REQUIRED WORK
Look through the records below and give the number of lines holding the string "VOLTA", nothing more.

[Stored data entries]
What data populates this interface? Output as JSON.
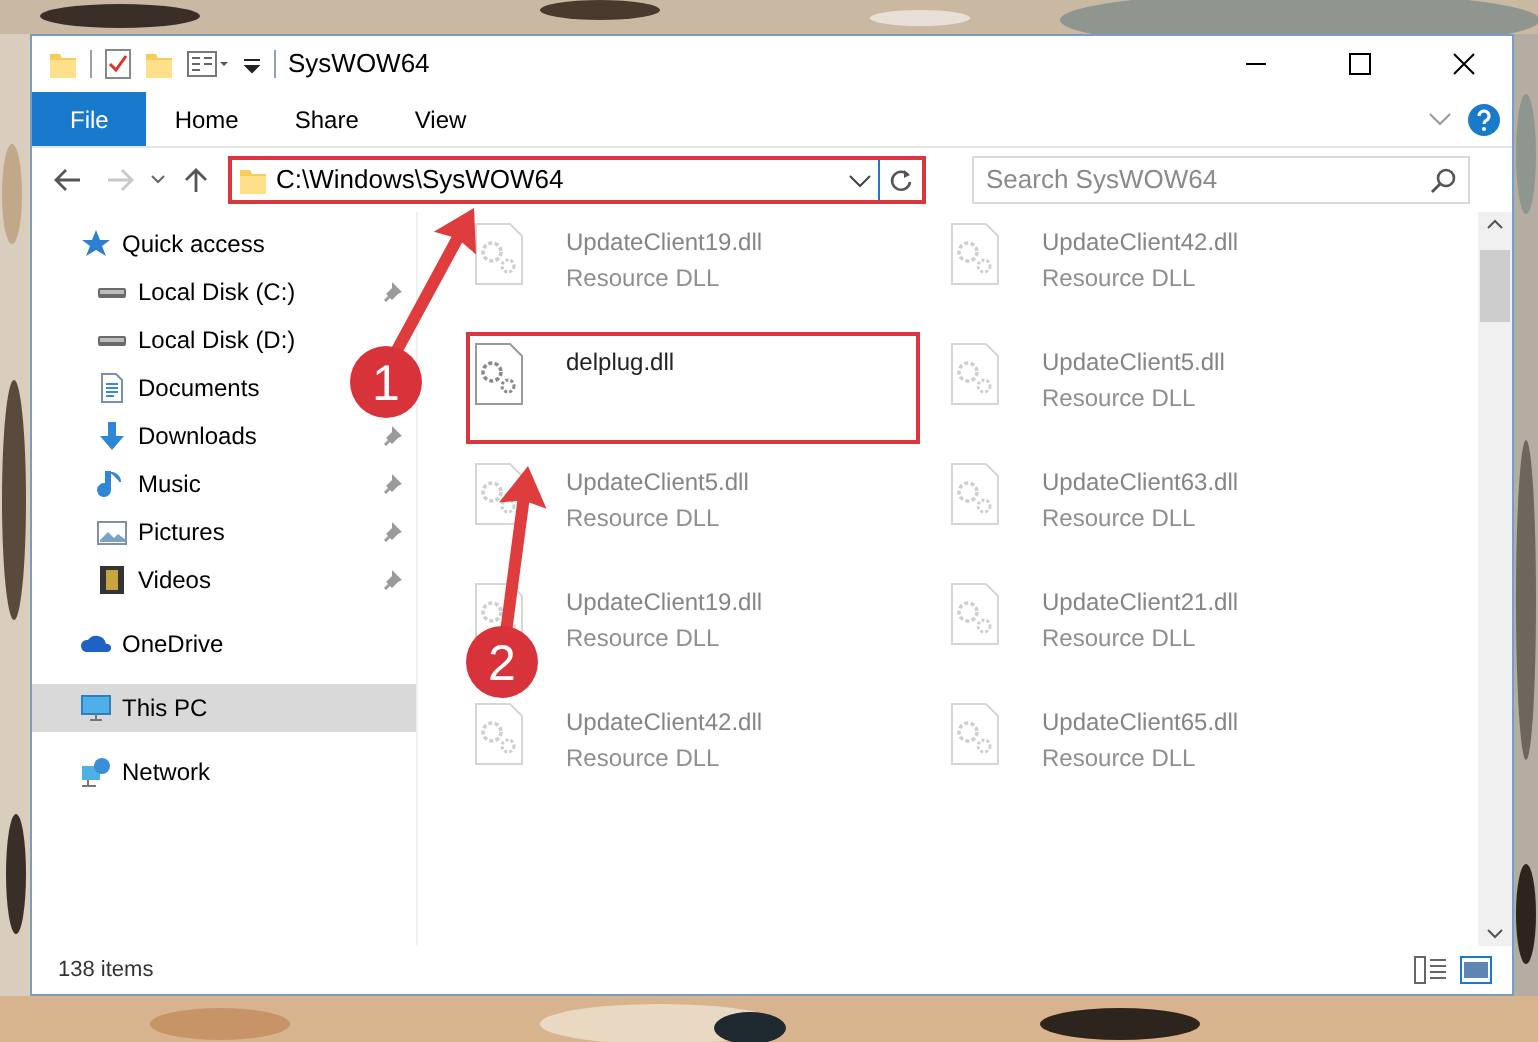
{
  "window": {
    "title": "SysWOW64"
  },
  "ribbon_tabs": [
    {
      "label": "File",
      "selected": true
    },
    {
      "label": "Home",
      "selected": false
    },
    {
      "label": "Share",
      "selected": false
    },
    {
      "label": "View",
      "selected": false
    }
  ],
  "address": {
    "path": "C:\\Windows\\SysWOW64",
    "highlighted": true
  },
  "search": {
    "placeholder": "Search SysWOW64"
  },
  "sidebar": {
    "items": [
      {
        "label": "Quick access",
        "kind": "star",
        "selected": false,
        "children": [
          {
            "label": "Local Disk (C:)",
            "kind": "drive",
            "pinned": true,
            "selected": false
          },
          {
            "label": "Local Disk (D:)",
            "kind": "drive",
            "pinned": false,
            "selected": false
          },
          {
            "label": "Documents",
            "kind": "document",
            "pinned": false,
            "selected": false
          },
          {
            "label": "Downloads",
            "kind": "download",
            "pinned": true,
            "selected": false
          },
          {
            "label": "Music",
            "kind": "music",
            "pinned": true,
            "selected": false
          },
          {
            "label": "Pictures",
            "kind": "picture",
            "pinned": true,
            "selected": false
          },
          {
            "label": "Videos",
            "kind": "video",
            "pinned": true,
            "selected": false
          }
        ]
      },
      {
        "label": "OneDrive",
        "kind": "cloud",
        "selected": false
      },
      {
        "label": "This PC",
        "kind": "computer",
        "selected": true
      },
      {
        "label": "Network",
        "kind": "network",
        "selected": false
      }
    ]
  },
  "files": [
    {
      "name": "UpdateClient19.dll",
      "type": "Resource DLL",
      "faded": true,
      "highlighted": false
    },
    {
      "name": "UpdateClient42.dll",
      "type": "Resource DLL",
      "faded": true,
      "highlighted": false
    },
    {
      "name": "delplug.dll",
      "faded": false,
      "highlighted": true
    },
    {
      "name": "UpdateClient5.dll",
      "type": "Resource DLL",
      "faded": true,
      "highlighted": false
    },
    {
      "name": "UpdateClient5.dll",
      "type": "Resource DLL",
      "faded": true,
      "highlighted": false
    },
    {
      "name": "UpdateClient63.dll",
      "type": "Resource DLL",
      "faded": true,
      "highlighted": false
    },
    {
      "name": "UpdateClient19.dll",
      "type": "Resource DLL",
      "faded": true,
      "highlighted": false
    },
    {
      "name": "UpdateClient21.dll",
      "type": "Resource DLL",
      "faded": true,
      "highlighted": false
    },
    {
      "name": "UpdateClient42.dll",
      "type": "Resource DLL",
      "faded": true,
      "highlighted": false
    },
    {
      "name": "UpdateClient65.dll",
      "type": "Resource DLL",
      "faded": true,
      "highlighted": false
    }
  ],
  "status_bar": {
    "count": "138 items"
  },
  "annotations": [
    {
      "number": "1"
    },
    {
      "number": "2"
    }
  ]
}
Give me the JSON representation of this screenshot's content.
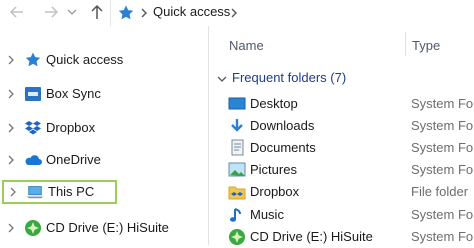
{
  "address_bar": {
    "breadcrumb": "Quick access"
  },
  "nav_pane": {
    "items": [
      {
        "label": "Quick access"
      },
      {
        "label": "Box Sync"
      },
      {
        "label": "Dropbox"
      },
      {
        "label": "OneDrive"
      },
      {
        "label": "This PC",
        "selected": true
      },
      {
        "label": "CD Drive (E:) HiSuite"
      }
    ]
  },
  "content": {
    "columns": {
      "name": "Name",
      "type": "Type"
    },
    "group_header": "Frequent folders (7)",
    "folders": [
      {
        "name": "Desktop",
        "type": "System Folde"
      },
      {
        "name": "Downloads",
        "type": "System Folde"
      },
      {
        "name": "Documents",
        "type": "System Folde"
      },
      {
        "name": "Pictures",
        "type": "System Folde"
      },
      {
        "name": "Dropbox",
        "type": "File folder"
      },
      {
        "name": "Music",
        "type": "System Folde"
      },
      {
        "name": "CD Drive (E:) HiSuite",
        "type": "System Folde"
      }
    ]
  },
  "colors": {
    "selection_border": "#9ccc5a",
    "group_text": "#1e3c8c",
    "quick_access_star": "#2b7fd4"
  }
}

==

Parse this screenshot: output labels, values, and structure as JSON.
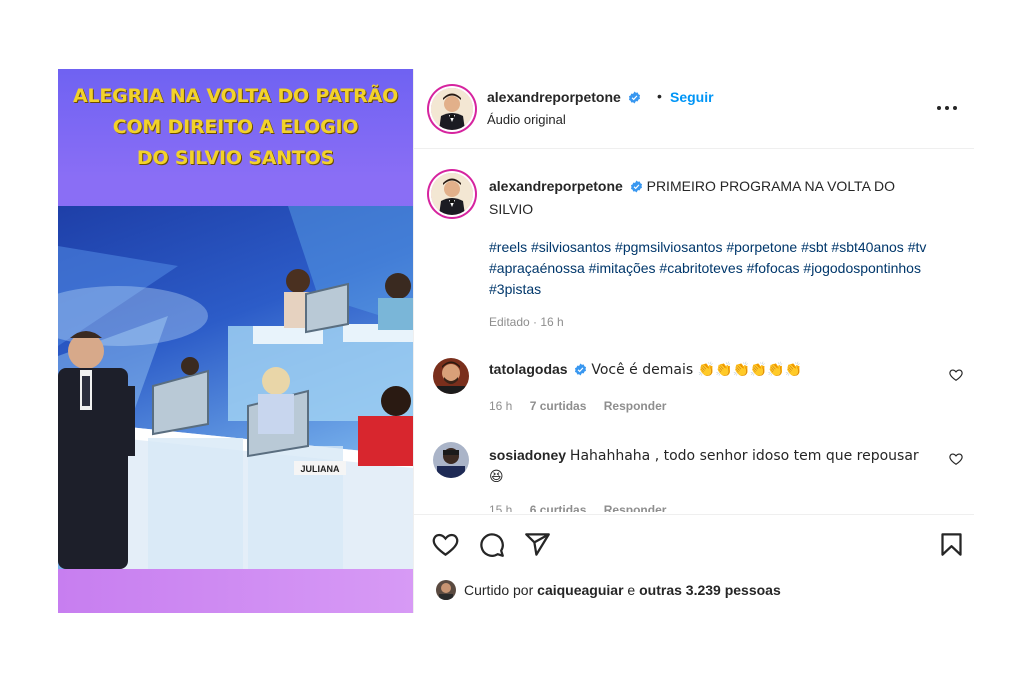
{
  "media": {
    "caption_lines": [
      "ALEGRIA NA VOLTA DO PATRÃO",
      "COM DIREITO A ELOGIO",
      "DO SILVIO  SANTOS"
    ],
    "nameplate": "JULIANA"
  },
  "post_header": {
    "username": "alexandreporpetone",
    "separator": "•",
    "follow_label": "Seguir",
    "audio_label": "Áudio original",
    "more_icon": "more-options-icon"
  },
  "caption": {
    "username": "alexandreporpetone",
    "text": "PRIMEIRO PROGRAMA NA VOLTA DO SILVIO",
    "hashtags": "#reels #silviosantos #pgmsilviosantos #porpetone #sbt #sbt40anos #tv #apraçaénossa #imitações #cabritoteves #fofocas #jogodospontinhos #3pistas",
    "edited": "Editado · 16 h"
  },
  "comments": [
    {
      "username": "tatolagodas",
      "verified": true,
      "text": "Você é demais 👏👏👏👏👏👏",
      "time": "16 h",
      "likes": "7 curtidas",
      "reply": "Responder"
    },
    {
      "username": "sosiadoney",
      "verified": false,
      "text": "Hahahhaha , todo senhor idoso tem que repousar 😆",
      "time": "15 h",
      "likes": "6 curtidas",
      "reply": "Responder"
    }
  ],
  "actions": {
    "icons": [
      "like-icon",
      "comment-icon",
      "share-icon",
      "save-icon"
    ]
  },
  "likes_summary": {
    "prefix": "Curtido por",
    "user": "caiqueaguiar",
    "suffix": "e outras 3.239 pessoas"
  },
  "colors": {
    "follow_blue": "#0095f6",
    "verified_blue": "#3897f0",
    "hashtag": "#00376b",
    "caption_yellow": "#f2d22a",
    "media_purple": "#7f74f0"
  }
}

RESULT FOR THIS EXERCISE
2